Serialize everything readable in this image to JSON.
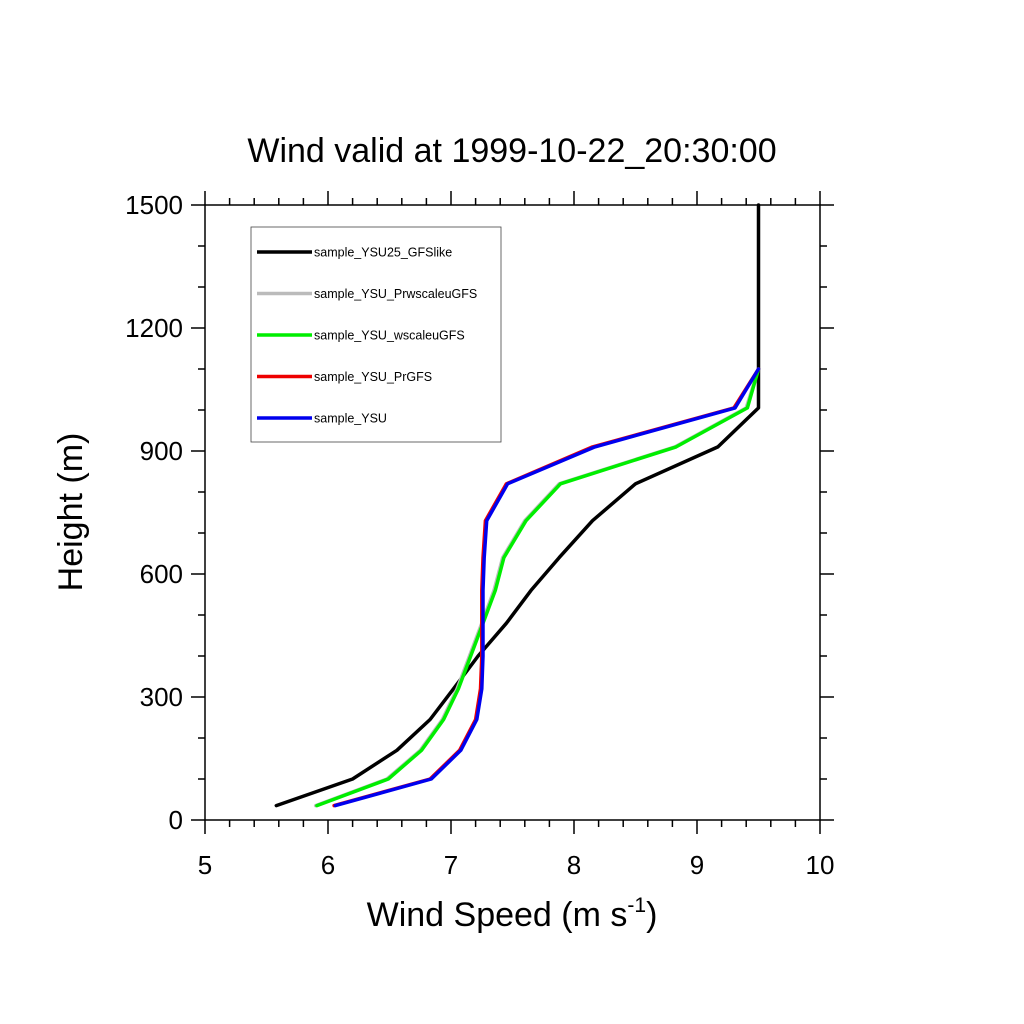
{
  "chart_data": {
    "type": "line",
    "title": "Wind valid at 1999-10-22_20:30:00",
    "xlabel": "Wind Speed (m s",
    "xlabel_superscript": "-1",
    "xlabel_suffix": ")",
    "ylabel": "Height (m)",
    "xlim": [
      5,
      10
    ],
    "ylim": [
      0,
      1500
    ],
    "xticks": [
      5,
      6,
      7,
      8,
      9,
      10
    ],
    "yticks": [
      0,
      300,
      600,
      900,
      1200,
      1500
    ],
    "grid": false,
    "legend_position": "top-left",
    "series": [
      {
        "name": "sample_YSU25_GFSlike",
        "color": "#000000",
        "points": [
          [
            5.58,
            35
          ],
          [
            6.2,
            100
          ],
          [
            6.56,
            170
          ],
          [
            6.83,
            245
          ],
          [
            7.02,
            320
          ],
          [
            7.22,
            400
          ],
          [
            7.45,
            480
          ],
          [
            7.65,
            560
          ],
          [
            7.88,
            640
          ],
          [
            8.15,
            730
          ],
          [
            8.5,
            820
          ],
          [
            9.17,
            910
          ],
          [
            9.5,
            1005
          ],
          [
            9.5,
            1500
          ]
        ]
      },
      {
        "name": "sample_YSU_PrwscaleuGFS",
        "color": "#bbbbbb",
        "points": [
          [
            5.9,
            35
          ],
          [
            6.48,
            100
          ],
          [
            6.75,
            170
          ],
          [
            6.93,
            245
          ],
          [
            7.05,
            320
          ],
          [
            7.15,
            400
          ],
          [
            7.25,
            480
          ],
          [
            7.35,
            560
          ],
          [
            7.42,
            640
          ],
          [
            7.6,
            730
          ],
          [
            7.88,
            820
          ],
          [
            8.82,
            910
          ],
          [
            9.4,
            1005
          ],
          [
            9.5,
            1100
          ]
        ]
      },
      {
        "name": "sample_YSU_wscaleuGFS",
        "color": "#00ee00",
        "points": [
          [
            5.91,
            35
          ],
          [
            6.49,
            100
          ],
          [
            6.76,
            170
          ],
          [
            6.94,
            245
          ],
          [
            7.06,
            320
          ],
          [
            7.16,
            400
          ],
          [
            7.26,
            480
          ],
          [
            7.36,
            560
          ],
          [
            7.43,
            640
          ],
          [
            7.61,
            730
          ],
          [
            7.89,
            820
          ],
          [
            8.83,
            910
          ],
          [
            9.41,
            1005
          ],
          [
            9.5,
            1100
          ]
        ]
      },
      {
        "name": "sample_YSU_PrGFS",
        "color": "#ee0000",
        "points": [
          [
            6.05,
            35
          ],
          [
            6.83,
            100
          ],
          [
            7.07,
            170
          ],
          [
            7.2,
            245
          ],
          [
            7.24,
            320
          ],
          [
            7.25,
            400
          ],
          [
            7.25,
            480
          ],
          [
            7.25,
            560
          ],
          [
            7.26,
            640
          ],
          [
            7.28,
            730
          ],
          [
            7.45,
            820
          ],
          [
            8.15,
            910
          ],
          [
            9.3,
            1005
          ],
          [
            9.5,
            1100
          ]
        ]
      },
      {
        "name": "sample_YSU",
        "color": "#0000ee",
        "points": [
          [
            6.06,
            35
          ],
          [
            6.84,
            100
          ],
          [
            7.08,
            170
          ],
          [
            7.21,
            245
          ],
          [
            7.25,
            320
          ],
          [
            7.26,
            400
          ],
          [
            7.26,
            480
          ],
          [
            7.26,
            560
          ],
          [
            7.27,
            640
          ],
          [
            7.29,
            730
          ],
          [
            7.46,
            820
          ],
          [
            8.17,
            910
          ],
          [
            9.31,
            1005
          ],
          [
            9.5,
            1100
          ]
        ]
      }
    ]
  }
}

=-=-=-=-=

WHAT YOU HAVE TO DO – Repeat the material above in full and exactly, apart from the pictures.

THE RESULT –
Serialize everything readable in this image to JSON.
{
  "chart_data": {
    "type": "line",
    "title": "Wind valid at 1999-10-22_20:30:00",
    "xlabel": "Wind Speed (m s",
    "xlabel_superscript": "-1",
    "xlabel_suffix": ")",
    "ylabel": "Height (m)",
    "xlim": [
      5,
      10
    ],
    "ylim": [
      0,
      1500
    ],
    "xticks": [
      5,
      6,
      7,
      8,
      9,
      10
    ],
    "yticks": [
      0,
      300,
      600,
      900,
      1200,
      1500
    ],
    "grid": false,
    "legend_position": "top-left",
    "series": [
      {
        "name": "sample_YSU25_GFSlike",
        "color": "#000000",
        "points": [
          [
            5.58,
            35
          ],
          [
            6.2,
            100
          ],
          [
            6.56,
            170
          ],
          [
            6.83,
            245
          ],
          [
            7.02,
            320
          ],
          [
            7.22,
            400
          ],
          [
            7.45,
            480
          ],
          [
            7.65,
            560
          ],
          [
            7.88,
            640
          ],
          [
            8.15,
            730
          ],
          [
            8.5,
            820
          ],
          [
            9.17,
            910
          ],
          [
            9.5,
            1005
          ],
          [
            9.5,
            1500
          ]
        ]
      },
      {
        "name": "sample_YSU_PrwscaleuGFS",
        "color": "#bbbbbb",
        "points": [
          [
            5.9,
            35
          ],
          [
            6.48,
            100
          ],
          [
            6.75,
            170
          ],
          [
            6.93,
            245
          ],
          [
            7.05,
            320
          ],
          [
            7.15,
            400
          ],
          [
            7.25,
            480
          ],
          [
            7.35,
            560
          ],
          [
            7.42,
            640
          ],
          [
            7.6,
            730
          ],
          [
            7.88,
            820
          ],
          [
            8.82,
            910
          ],
          [
            9.4,
            1005
          ],
          [
            9.5,
            1100
          ]
        ]
      },
      {
        "name": "sample_YSU_wscaleuGFS",
        "color": "#00ee00",
        "points": [
          [
            5.91,
            35
          ],
          [
            6.49,
            100
          ],
          [
            6.76,
            170
          ],
          [
            6.94,
            245
          ],
          [
            7.06,
            320
          ],
          [
            7.16,
            400
          ],
          [
            7.26,
            480
          ],
          [
            7.36,
            560
          ],
          [
            7.43,
            640
          ],
          [
            7.61,
            730
          ],
          [
            7.89,
            820
          ],
          [
            8.83,
            910
          ],
          [
            9.41,
            1005
          ],
          [
            9.5,
            1100
          ]
        ]
      },
      {
        "name": "sample_YSU_PrGFS",
        "color": "#ee0000",
        "points": [
          [
            6.05,
            35
          ],
          [
            6.83,
            100
          ],
          [
            7.07,
            170
          ],
          [
            7.2,
            245
          ],
          [
            7.24,
            320
          ],
          [
            7.25,
            400
          ],
          [
            7.25,
            480
          ],
          [
            7.25,
            560
          ],
          [
            7.26,
            640
          ],
          [
            7.28,
            730
          ],
          [
            7.45,
            820
          ],
          [
            8.15,
            910
          ],
          [
            9.3,
            1005
          ],
          [
            9.5,
            1100
          ]
        ]
      },
      {
        "name": "sample_YSU",
        "color": "#0000ee",
        "points": [
          [
            6.06,
            35
          ],
          [
            6.84,
            100
          ],
          [
            7.08,
            170
          ],
          [
            7.21,
            245
          ],
          [
            7.25,
            320
          ],
          [
            7.26,
            400
          ],
          [
            7.26,
            480
          ],
          [
            7.26,
            560
          ],
          [
            7.27,
            640
          ],
          [
            7.29,
            730
          ],
          [
            7.46,
            820
          ],
          [
            8.17,
            910
          ],
          [
            9.31,
            1005
          ],
          [
            9.5,
            1100
          ]
        ]
      }
    ]
  }
}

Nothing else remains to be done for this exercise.